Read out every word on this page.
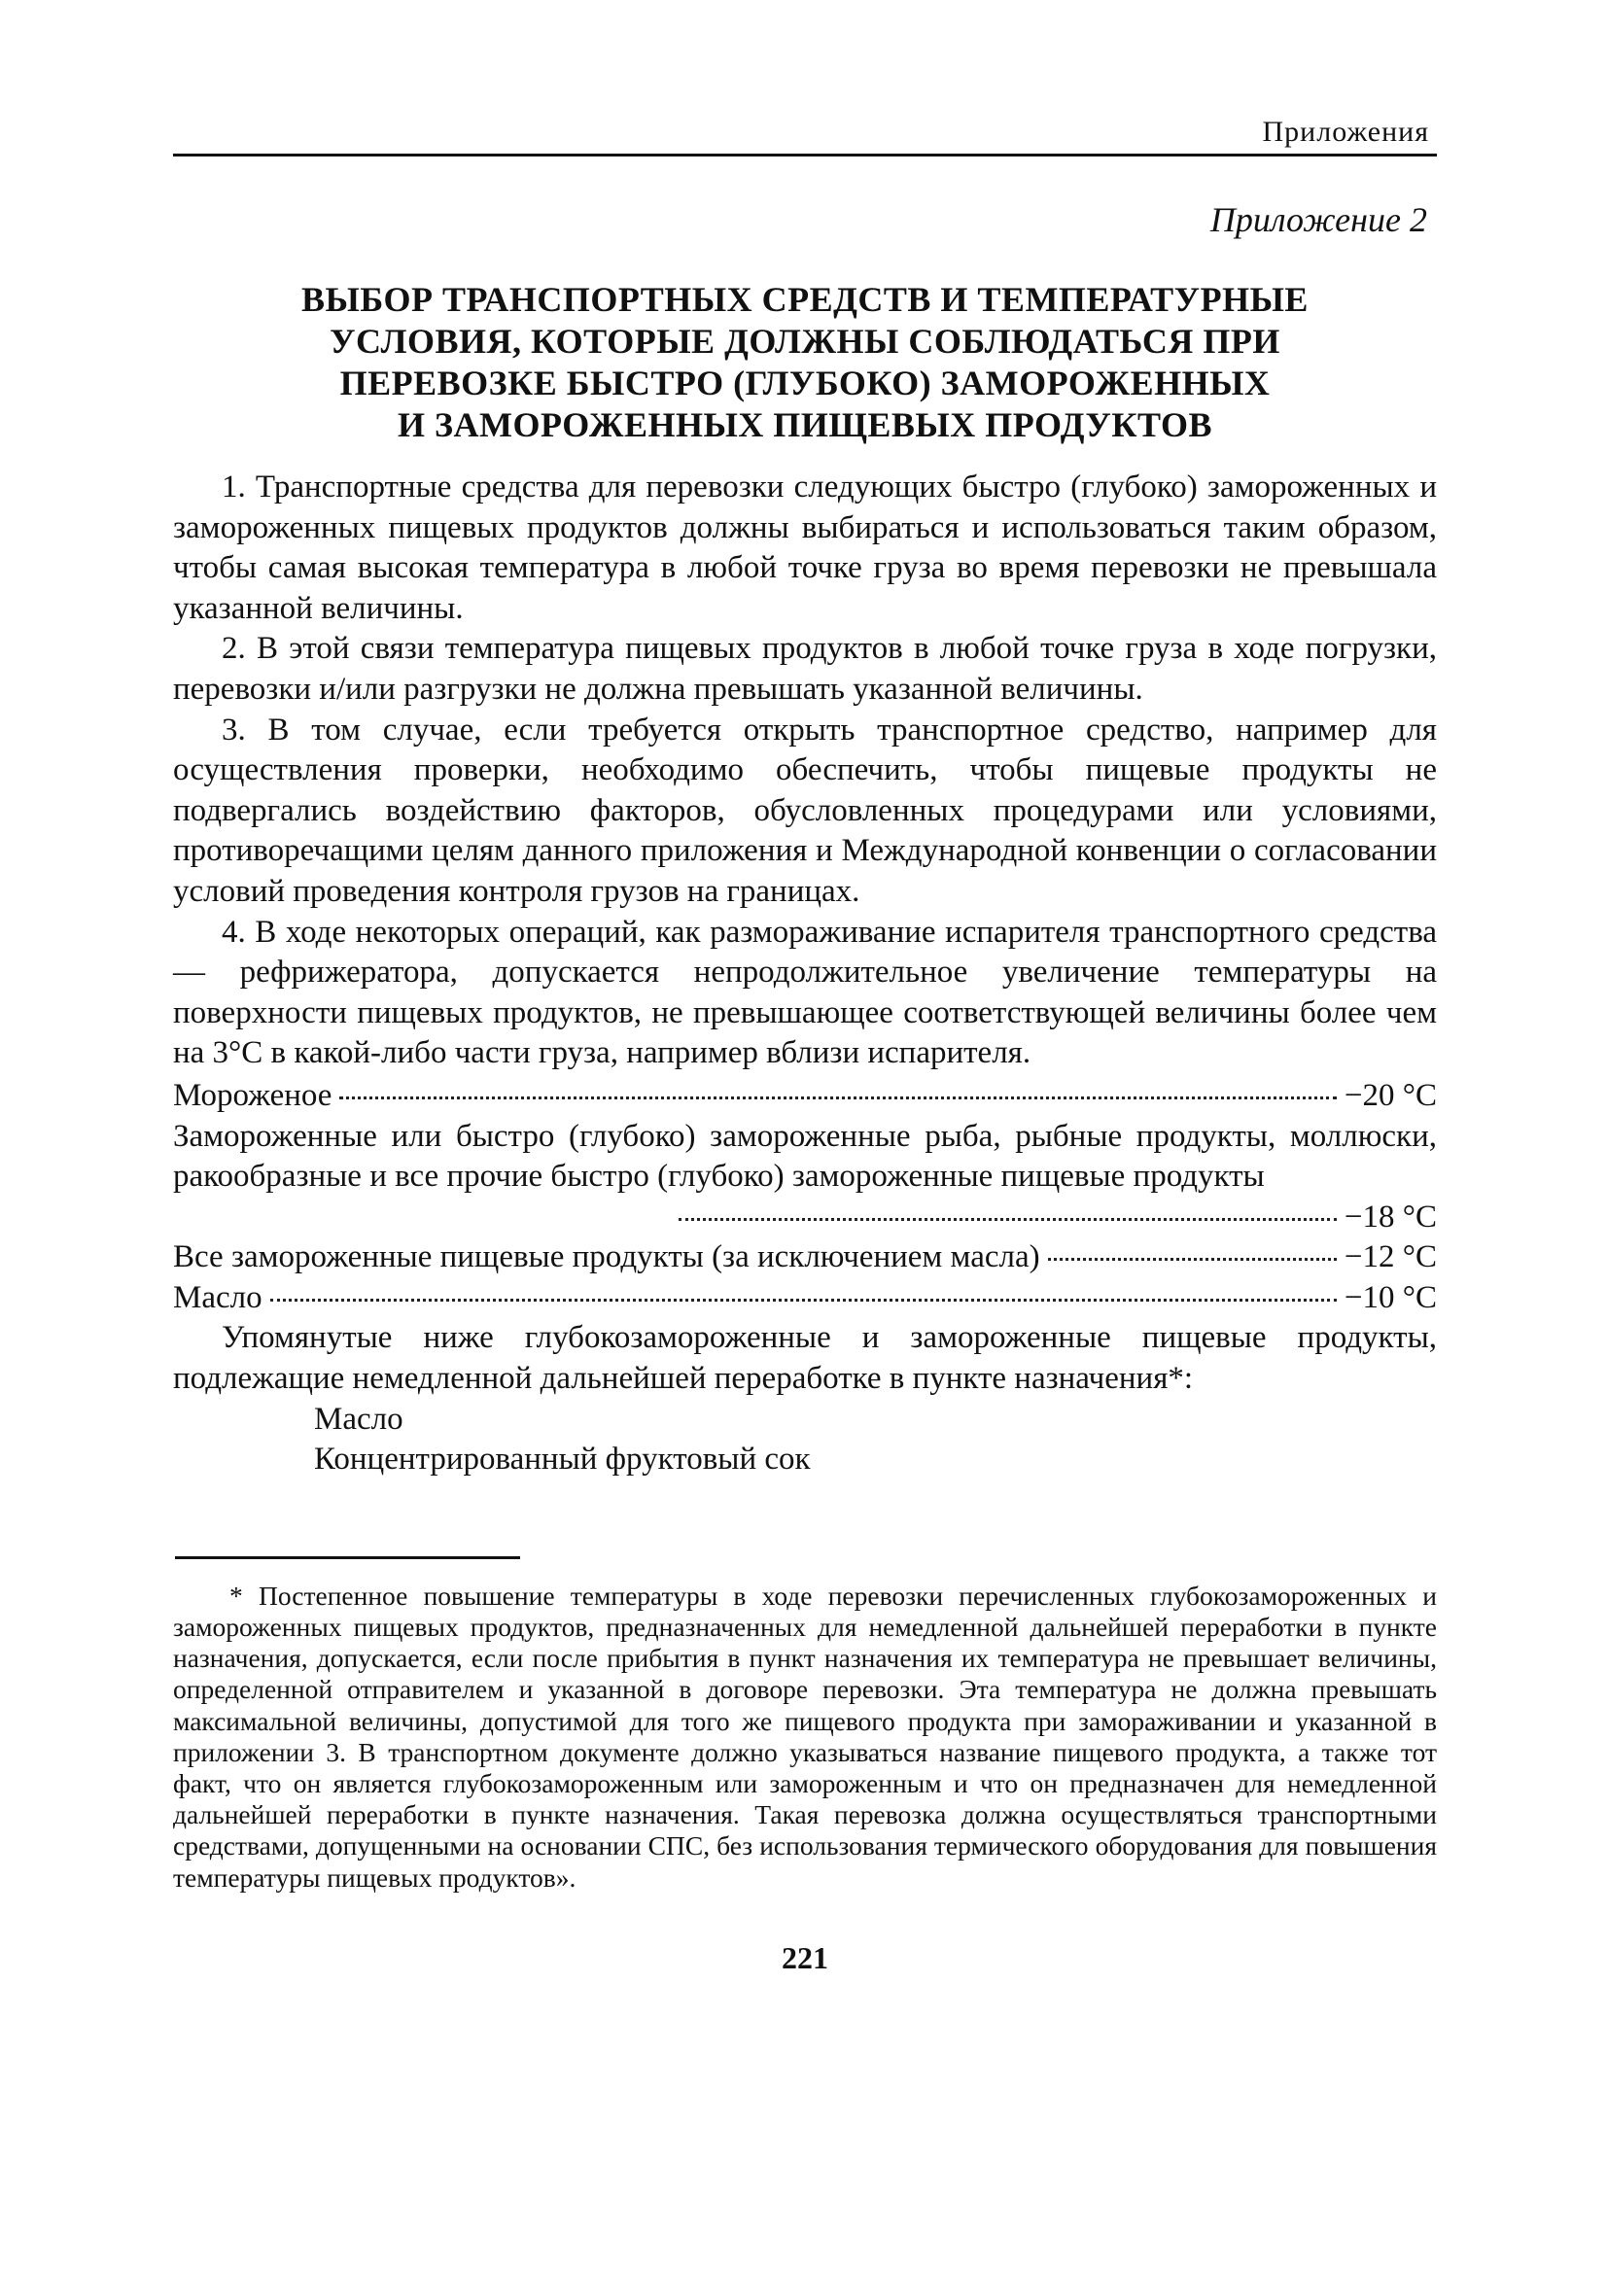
Приложения
Приложение 2
ВЫБОР ТРАНСПОРТНЫХ СРЕДСТВ И ТЕМПЕРАТУРНЫЕ
УСЛОВИЯ, КОТОРЫЕ ДОЛЖНЫ СОБЛЮДАТЬСЯ ПРИ
ПЕРЕВОЗКЕ БЫСТРО (ГЛУБОКО) ЗАМОРОЖЕННЫХ
И ЗАМОРОЖЕННЫХ ПИЩЕВЫХ ПРОДУКТОВ

1. Транспортные средства для перевозки следующих быстро (глубоко) замороженных и замороженных пищевых продуктов должны выбираться и использоваться таким образом, чтобы самая высокая температура в любой точке груза во время перевозки не превышала указанной величины.

2. В этой связи температура пищевых продуктов в любой точке груза в ходе погрузки, перевозки и/или разгрузки не должна превышать указанной величины.

3. В том случае, если требуется открыть транспортное средство, например для осуществления проверки, необходимо обеспечить, чтобы пищевые продукты не подвергались воздействию факторов, обусловленных процедурами или условиями, противоречащими целям данного приложения и Международной конвенции о согласовании условий проведения контроля грузов на границах.

4. В ходе некоторых операций, как размораживание испарителя транспортного средства — рефрижератора, допускается непродолжительное увеличение температуры на поверхности пищевых продуктов, не превышающее соответствующей величины более чем на 3°С в какой-либо части груза, например вблизи испарителя.

Мороженое	−20 °С
Замороженные или быстро (глубоко) замороженные рыба, рыбные продукты, моллюски, ракообразные и все прочие быстро (глубоко) замороженные пищевые продукты
−18 °С
Все замороженные пищевые продукты (за исключением масла)	−12 °С
Масло	−10 °С

Упомянутые ниже глубокозамороженные и замороженные пищевые продукты, подлежащие немедленной дальнейшей переработке в пункте назначения*:

Масло
Концентрированный фруктовый сок
* Постепенное повышение температуры в ходе перевозки перечисленных глубокозамороженных и замороженных пищевых продуктов, предназначенных для немедленной дальнейшей переработки в пункте назначения, допускается, если после прибытия в пункт назначения их температура не превышает величины, определенной отправителем и указанной в договоре перевозки. Эта температура не должна превышать максимальной величины, допустимой для того же пищевого продукта при замораживании и указанной в приложении 3. В транспортном документе должно указываться название пищевого продукта, а также тот факт, что он является глубокозамороженным или замороженным и что он предназначен для немедленной дальнейшей переработки в пункте назначения. Такая перевозка должна осуществляться транспортными средствами, допущенными на основании СПС, без использования термического оборудования для повышения температуры пищевых продуктов».
221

○ ○ ○ ○ ○ ○ ○

→ GIVEN TASK: Reproduce every record above exactly, but leave out the pictures.

→ RESPONSE:
Read out every word on this page.
Приложения
Приложение 2
ВЫБОР ТРАНСПОРТНЫХ СРЕДСТВ И ТЕМПЕРАТУРНЫЕ
УСЛОВИЯ, КОТОРЫЕ ДОЛЖНЫ СОБЛЮДАТЬСЯ ПРИ
ПЕРЕВОЗКЕ БЫСТРО (ГЛУБОКО) ЗАМОРОЖЕННЫХ
И ЗАМОРОЖЕННЫХ ПИЩЕВЫХ ПРОДУКТОВ

1. Транспортные средства для перевозки следующих быстро (глубоко) замороженных и замороженных пищевых продуктов должны выбираться и использоваться таким образом, чтобы самая высокая температура в любой точке груза во время перевозки не превышала указанной величины.

2. В этой связи температура пищевых продуктов в любой точке груза в ходе погрузки, перевозки и/или разгрузки не должна превышать указанной величины.

3. В том случае, если требуется открыть транспортное средство, например для осуществления проверки, необходимо обеспечить, чтобы пищевые продукты не подвергались воздействию факторов, обусловленных процедурами или условиями, противоречащими целям данного приложения и Международной конвенции о согласовании условий проведения контроля грузов на границах.

4. В ходе некоторых операций, как размораживание испарителя транспортного средства — рефрижератора, допускается непродолжительное увеличение температуры на поверхности пищевых продуктов, не превышающее соответствующей величины более чем на 3°С в какой-либо части груза, например вблизи испарителя.

Мороженое	−20 °С
Замороженные или быстро (глубоко) замороженные рыба, рыбные продукты, моллюски, ракообразные и все прочие быстро (глубоко) замороженные пищевые продукты
−18 °С
Все замороженные пищевые продукты (за исключением масла)	−12 °С
Масло	−10 °С

Упомянутые ниже глубокозамороженные и замороженные пищевые продукты, подлежащие немедленной дальнейшей переработке в пункте назначения*:

Масло
Концентрированный фруктовый сок
* Постепенное повышение температуры в ходе перевозки перечисленных глубокозамороженных и замороженных пищевых продуктов, предназначенных для немедленной дальнейшей переработки в пункте назначения, допускается, если после прибытия в пункт назначения их температура не превышает величины, определенной отправителем и указанной в договоре перевозки. Эта температура не должна превышать максимальной величины, допустимой для того же пищевого продукта при замораживании и указанной в приложении 3. В транспортном документе должно указываться название пищевого продукта, а также тот факт, что он является глубокозамороженным или замороженным и что он предназначен для немедленной дальнейшей переработки в пункте назначения. Такая перевозка должна осуществляться транспортными средствами, допущенными на основании СПС, без использования термического оборудования для повышения температуры пищевых продуктов».
221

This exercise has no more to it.